→ **Requirements**: Copy every line in the records below that contains the word "Латинской".

[Stored records]
--------
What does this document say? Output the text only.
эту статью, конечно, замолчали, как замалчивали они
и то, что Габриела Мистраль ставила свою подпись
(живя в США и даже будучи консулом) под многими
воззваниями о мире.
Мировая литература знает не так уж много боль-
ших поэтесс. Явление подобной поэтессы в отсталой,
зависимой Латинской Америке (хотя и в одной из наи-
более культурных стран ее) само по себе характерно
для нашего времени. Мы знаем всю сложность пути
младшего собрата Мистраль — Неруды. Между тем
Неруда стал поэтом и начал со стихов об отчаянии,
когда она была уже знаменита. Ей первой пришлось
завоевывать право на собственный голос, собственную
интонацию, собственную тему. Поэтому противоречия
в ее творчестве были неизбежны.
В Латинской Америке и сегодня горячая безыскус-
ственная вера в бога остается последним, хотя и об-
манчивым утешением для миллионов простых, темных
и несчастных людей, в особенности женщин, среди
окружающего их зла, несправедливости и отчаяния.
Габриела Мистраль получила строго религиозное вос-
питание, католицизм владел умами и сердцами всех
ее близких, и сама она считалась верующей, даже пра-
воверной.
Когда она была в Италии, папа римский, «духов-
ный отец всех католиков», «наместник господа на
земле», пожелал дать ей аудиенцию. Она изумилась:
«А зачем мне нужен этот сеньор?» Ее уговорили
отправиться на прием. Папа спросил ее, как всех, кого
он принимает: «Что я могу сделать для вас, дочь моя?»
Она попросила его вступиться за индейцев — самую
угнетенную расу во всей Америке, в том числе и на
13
--------
→ **Task solution**:
зависимой Латинской Америке (хотя и в одной из наи-
В Латинской Америке и сегодня горячая безыскус-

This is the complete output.